--- begin ---

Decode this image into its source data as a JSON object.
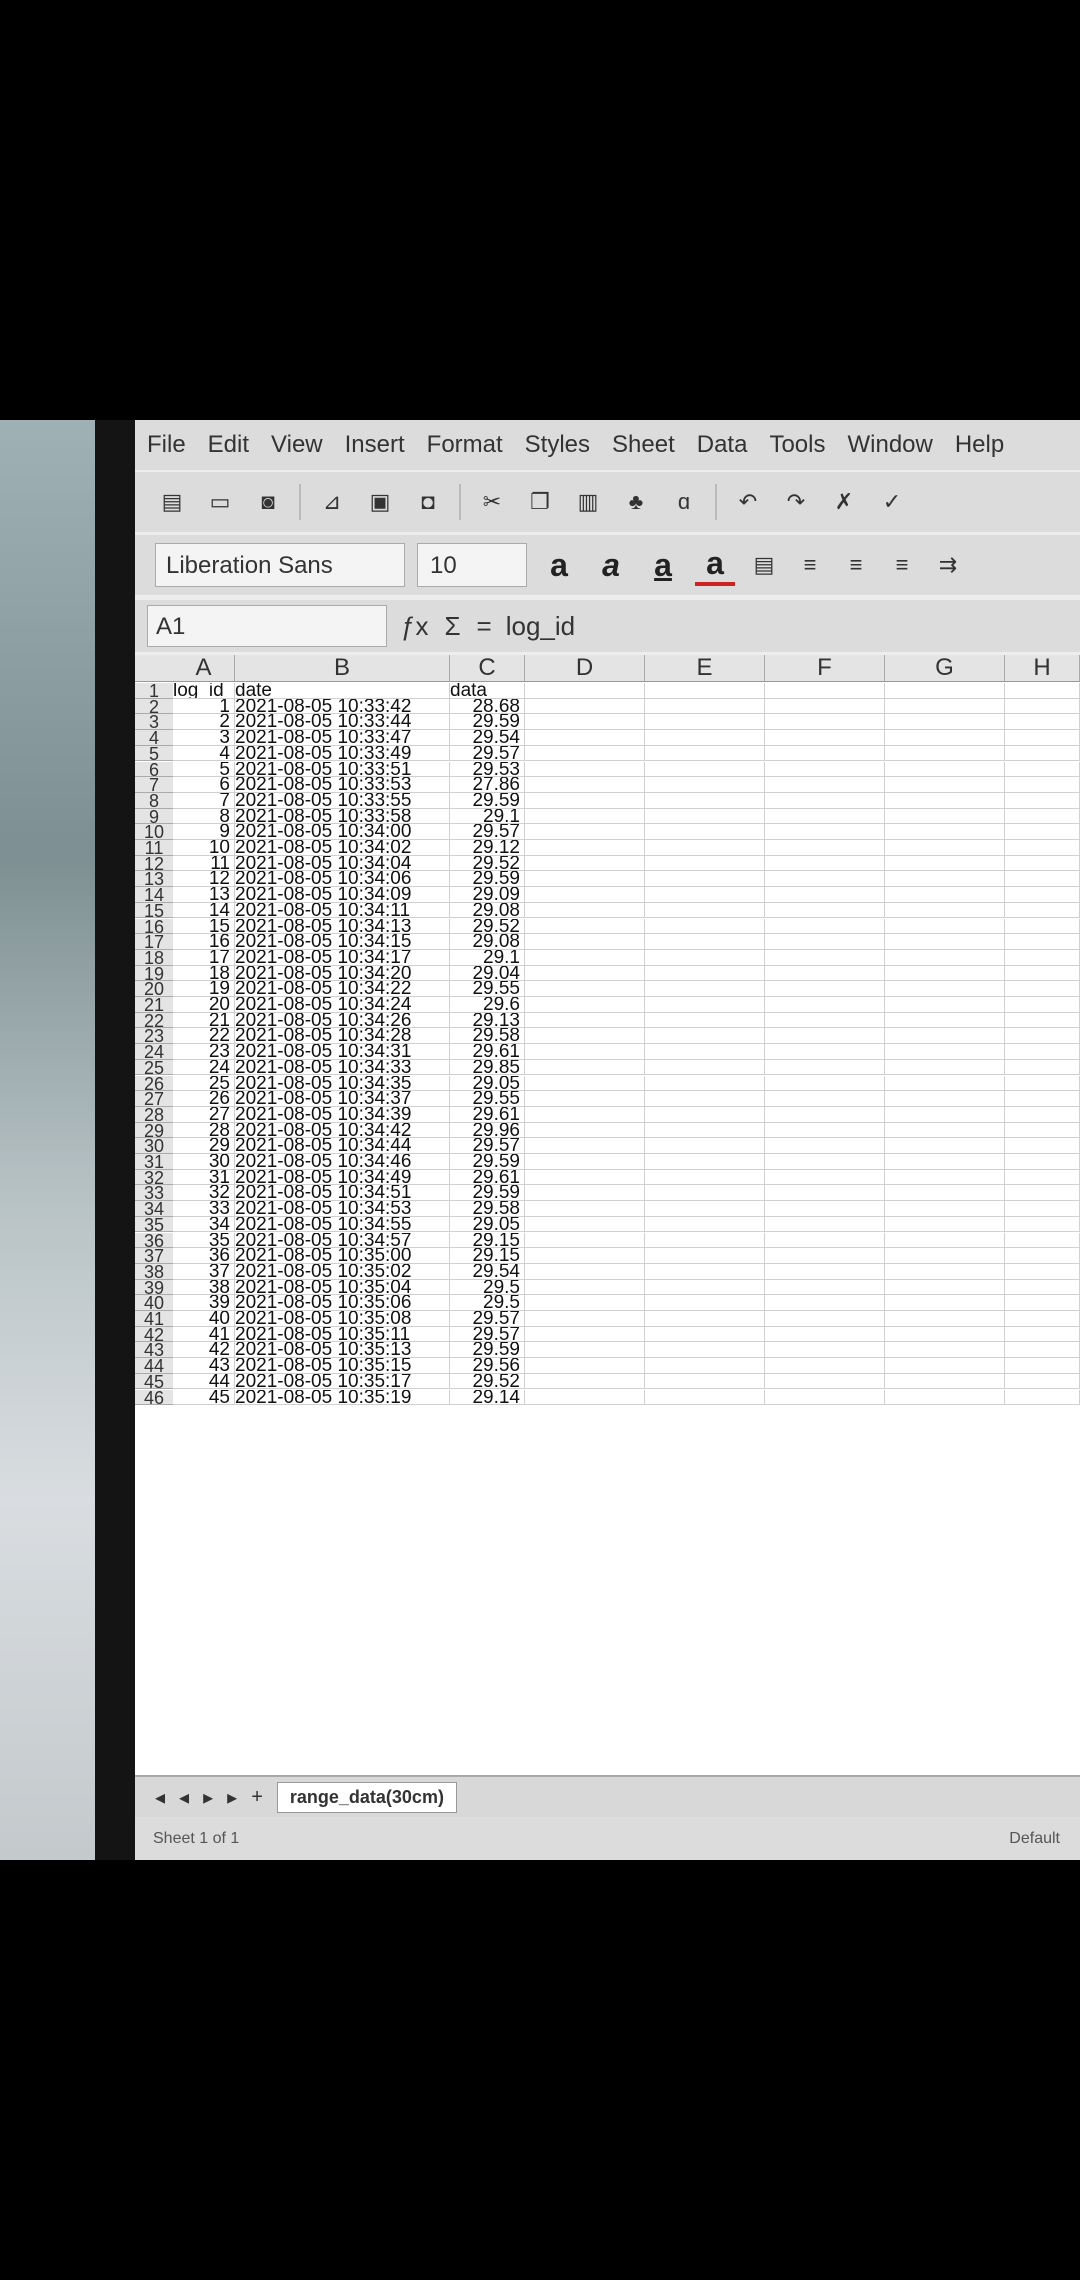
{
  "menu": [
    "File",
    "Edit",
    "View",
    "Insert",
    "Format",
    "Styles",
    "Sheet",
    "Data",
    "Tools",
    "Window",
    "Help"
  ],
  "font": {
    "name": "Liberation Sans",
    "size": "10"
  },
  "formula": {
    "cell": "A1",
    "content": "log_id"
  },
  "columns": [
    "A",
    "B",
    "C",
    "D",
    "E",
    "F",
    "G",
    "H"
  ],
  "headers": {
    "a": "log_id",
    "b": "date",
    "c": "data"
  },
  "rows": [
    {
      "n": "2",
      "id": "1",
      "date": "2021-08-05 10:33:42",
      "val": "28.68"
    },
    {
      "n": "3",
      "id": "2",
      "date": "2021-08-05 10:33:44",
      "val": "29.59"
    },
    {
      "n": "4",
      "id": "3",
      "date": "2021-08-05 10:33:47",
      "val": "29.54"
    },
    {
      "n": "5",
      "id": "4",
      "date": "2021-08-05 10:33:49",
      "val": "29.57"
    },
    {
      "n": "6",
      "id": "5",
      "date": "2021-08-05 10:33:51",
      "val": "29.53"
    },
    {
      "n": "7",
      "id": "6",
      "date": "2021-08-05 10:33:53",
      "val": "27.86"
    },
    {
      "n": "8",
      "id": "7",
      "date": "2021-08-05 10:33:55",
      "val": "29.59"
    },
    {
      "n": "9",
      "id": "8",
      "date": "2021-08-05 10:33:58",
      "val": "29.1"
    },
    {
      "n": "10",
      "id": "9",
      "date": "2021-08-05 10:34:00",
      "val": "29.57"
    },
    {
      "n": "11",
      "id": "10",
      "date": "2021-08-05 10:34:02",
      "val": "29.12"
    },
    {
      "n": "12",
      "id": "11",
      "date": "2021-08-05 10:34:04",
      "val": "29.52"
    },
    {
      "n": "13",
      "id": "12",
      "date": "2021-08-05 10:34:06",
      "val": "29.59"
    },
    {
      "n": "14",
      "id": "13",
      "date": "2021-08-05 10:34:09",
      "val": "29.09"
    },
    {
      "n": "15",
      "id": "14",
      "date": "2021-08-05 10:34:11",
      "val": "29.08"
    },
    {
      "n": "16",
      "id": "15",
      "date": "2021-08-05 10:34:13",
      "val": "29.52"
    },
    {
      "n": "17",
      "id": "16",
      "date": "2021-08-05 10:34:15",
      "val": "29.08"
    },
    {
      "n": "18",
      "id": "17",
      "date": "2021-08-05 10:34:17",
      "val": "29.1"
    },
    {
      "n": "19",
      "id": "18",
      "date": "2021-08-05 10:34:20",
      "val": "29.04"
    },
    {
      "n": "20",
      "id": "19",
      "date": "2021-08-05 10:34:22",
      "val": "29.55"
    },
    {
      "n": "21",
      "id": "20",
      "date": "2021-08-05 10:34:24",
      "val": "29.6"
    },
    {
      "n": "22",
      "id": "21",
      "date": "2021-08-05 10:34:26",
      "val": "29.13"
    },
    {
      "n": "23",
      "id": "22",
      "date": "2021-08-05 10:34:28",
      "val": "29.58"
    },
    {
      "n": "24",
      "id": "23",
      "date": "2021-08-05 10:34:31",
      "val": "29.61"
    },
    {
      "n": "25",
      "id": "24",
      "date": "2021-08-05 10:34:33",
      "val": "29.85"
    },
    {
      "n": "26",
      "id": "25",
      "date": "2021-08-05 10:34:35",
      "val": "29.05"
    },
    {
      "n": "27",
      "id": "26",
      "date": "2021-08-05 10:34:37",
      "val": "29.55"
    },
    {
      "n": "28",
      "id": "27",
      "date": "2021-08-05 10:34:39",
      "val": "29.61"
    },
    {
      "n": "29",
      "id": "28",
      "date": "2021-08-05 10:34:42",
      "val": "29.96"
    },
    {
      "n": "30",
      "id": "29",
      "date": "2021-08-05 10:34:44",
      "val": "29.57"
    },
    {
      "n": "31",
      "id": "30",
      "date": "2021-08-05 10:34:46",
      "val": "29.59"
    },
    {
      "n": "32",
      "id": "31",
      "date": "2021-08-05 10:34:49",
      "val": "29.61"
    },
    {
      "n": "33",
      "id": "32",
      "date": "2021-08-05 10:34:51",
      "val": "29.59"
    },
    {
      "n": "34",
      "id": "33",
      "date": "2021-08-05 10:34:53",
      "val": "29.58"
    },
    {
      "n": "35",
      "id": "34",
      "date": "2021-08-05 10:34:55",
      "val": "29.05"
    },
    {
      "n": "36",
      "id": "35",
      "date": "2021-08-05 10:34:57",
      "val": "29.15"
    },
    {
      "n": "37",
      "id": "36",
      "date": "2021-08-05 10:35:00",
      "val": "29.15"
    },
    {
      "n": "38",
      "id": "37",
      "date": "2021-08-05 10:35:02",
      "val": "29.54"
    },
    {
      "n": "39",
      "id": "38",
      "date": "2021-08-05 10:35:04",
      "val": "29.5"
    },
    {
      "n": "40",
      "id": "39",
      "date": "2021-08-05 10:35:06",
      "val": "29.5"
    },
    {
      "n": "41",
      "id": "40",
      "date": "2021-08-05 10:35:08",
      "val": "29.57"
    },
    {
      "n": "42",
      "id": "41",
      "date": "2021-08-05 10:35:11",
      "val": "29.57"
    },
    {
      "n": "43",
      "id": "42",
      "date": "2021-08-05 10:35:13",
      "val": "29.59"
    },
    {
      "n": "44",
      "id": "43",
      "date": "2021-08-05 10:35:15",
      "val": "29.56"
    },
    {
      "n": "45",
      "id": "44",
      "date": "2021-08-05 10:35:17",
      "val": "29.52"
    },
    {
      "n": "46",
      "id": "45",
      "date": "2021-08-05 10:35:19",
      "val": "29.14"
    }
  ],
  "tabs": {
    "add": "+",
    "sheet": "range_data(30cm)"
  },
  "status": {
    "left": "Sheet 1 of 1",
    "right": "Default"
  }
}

--- end ---

YOUR GOAL ▸ Every record is to be reproduced exactly, with no pictures included.

WRITTEN ANSWER ▸
Decode this image into its source data as a JSON object.
{
  "menu": [
    "File",
    "Edit",
    "View",
    "Insert",
    "Format",
    "Styles",
    "Sheet",
    "Data",
    "Tools",
    "Window",
    "Help"
  ],
  "font": {
    "name": "Liberation Sans",
    "size": "10"
  },
  "formula": {
    "cell": "A1",
    "content": "log_id"
  },
  "columns": [
    "A",
    "B",
    "C",
    "D",
    "E",
    "F",
    "G",
    "H"
  ],
  "headers": {
    "a": "log_id",
    "b": "date",
    "c": "data"
  },
  "rows": [
    {
      "n": "2",
      "id": "1",
      "date": "2021-08-05 10:33:42",
      "val": "28.68"
    },
    {
      "n": "3",
      "id": "2",
      "date": "2021-08-05 10:33:44",
      "val": "29.59"
    },
    {
      "n": "4",
      "id": "3",
      "date": "2021-08-05 10:33:47",
      "val": "29.54"
    },
    {
      "n": "5",
      "id": "4",
      "date": "2021-08-05 10:33:49",
      "val": "29.57"
    },
    {
      "n": "6",
      "id": "5",
      "date": "2021-08-05 10:33:51",
      "val": "29.53"
    },
    {
      "n": "7",
      "id": "6",
      "date": "2021-08-05 10:33:53",
      "val": "27.86"
    },
    {
      "n": "8",
      "id": "7",
      "date": "2021-08-05 10:33:55",
      "val": "29.59"
    },
    {
      "n": "9",
      "id": "8",
      "date": "2021-08-05 10:33:58",
      "val": "29.1"
    },
    {
      "n": "10",
      "id": "9",
      "date": "2021-08-05 10:34:00",
      "val": "29.57"
    },
    {
      "n": "11",
      "id": "10",
      "date": "2021-08-05 10:34:02",
      "val": "29.12"
    },
    {
      "n": "12",
      "id": "11",
      "date": "2021-08-05 10:34:04",
      "val": "29.52"
    },
    {
      "n": "13",
      "id": "12",
      "date": "2021-08-05 10:34:06",
      "val": "29.59"
    },
    {
      "n": "14",
      "id": "13",
      "date": "2021-08-05 10:34:09",
      "val": "29.09"
    },
    {
      "n": "15",
      "id": "14",
      "date": "2021-08-05 10:34:11",
      "val": "29.08"
    },
    {
      "n": "16",
      "id": "15",
      "date": "2021-08-05 10:34:13",
      "val": "29.52"
    },
    {
      "n": "17",
      "id": "16",
      "date": "2021-08-05 10:34:15",
      "val": "29.08"
    },
    {
      "n": "18",
      "id": "17",
      "date": "2021-08-05 10:34:17",
      "val": "29.1"
    },
    {
      "n": "19",
      "id": "18",
      "date": "2021-08-05 10:34:20",
      "val": "29.04"
    },
    {
      "n": "20",
      "id": "19",
      "date": "2021-08-05 10:34:22",
      "val": "29.55"
    },
    {
      "n": "21",
      "id": "20",
      "date": "2021-08-05 10:34:24",
      "val": "29.6"
    },
    {
      "n": "22",
      "id": "21",
      "date": "2021-08-05 10:34:26",
      "val": "29.13"
    },
    {
      "n": "23",
      "id": "22",
      "date": "2021-08-05 10:34:28",
      "val": "29.58"
    },
    {
      "n": "24",
      "id": "23",
      "date": "2021-08-05 10:34:31",
      "val": "29.61"
    },
    {
      "n": "25",
      "id": "24",
      "date": "2021-08-05 10:34:33",
      "val": "29.85"
    },
    {
      "n": "26",
      "id": "25",
      "date": "2021-08-05 10:34:35",
      "val": "29.05"
    },
    {
      "n": "27",
      "id": "26",
      "date": "2021-08-05 10:34:37",
      "val": "29.55"
    },
    {
      "n": "28",
      "id": "27",
      "date": "2021-08-05 10:34:39",
      "val": "29.61"
    },
    {
      "n": "29",
      "id": "28",
      "date": "2021-08-05 10:34:42",
      "val": "29.96"
    },
    {
      "n": "30",
      "id": "29",
      "date": "2021-08-05 10:34:44",
      "val": "29.57"
    },
    {
      "n": "31",
      "id": "30",
      "date": "2021-08-05 10:34:46",
      "val": "29.59"
    },
    {
      "n": "32",
      "id": "31",
      "date": "2021-08-05 10:34:49",
      "val": "29.61"
    },
    {
      "n": "33",
      "id": "32",
      "date": "2021-08-05 10:34:51",
      "val": "29.59"
    },
    {
      "n": "34",
      "id": "33",
      "date": "2021-08-05 10:34:53",
      "val": "29.58"
    },
    {
      "n": "35",
      "id": "34",
      "date": "2021-08-05 10:34:55",
      "val": "29.05"
    },
    {
      "n": "36",
      "id": "35",
      "date": "2021-08-05 10:34:57",
      "val": "29.15"
    },
    {
      "n": "37",
      "id": "36",
      "date": "2021-08-05 10:35:00",
      "val": "29.15"
    },
    {
      "n": "38",
      "id": "37",
      "date": "2021-08-05 10:35:02",
      "val": "29.54"
    },
    {
      "n": "39",
      "id": "38",
      "date": "2021-08-05 10:35:04",
      "val": "29.5"
    },
    {
      "n": "40",
      "id": "39",
      "date": "2021-08-05 10:35:06",
      "val": "29.5"
    },
    {
      "n": "41",
      "id": "40",
      "date": "2021-08-05 10:35:08",
      "val": "29.57"
    },
    {
      "n": "42",
      "id": "41",
      "date": "2021-08-05 10:35:11",
      "val": "29.57"
    },
    {
      "n": "43",
      "id": "42",
      "date": "2021-08-05 10:35:13",
      "val": "29.59"
    },
    {
      "n": "44",
      "id": "43",
      "date": "2021-08-05 10:35:15",
      "val": "29.56"
    },
    {
      "n": "45",
      "id": "44",
      "date": "2021-08-05 10:35:17",
      "val": "29.52"
    },
    {
      "n": "46",
      "id": "45",
      "date": "2021-08-05 10:35:19",
      "val": "29.14"
    }
  ],
  "tabs": {
    "add": "+",
    "sheet": "range_data(30cm)"
  },
  "status": {
    "left": "Sheet 1 of 1",
    "right": "Default"
  }
}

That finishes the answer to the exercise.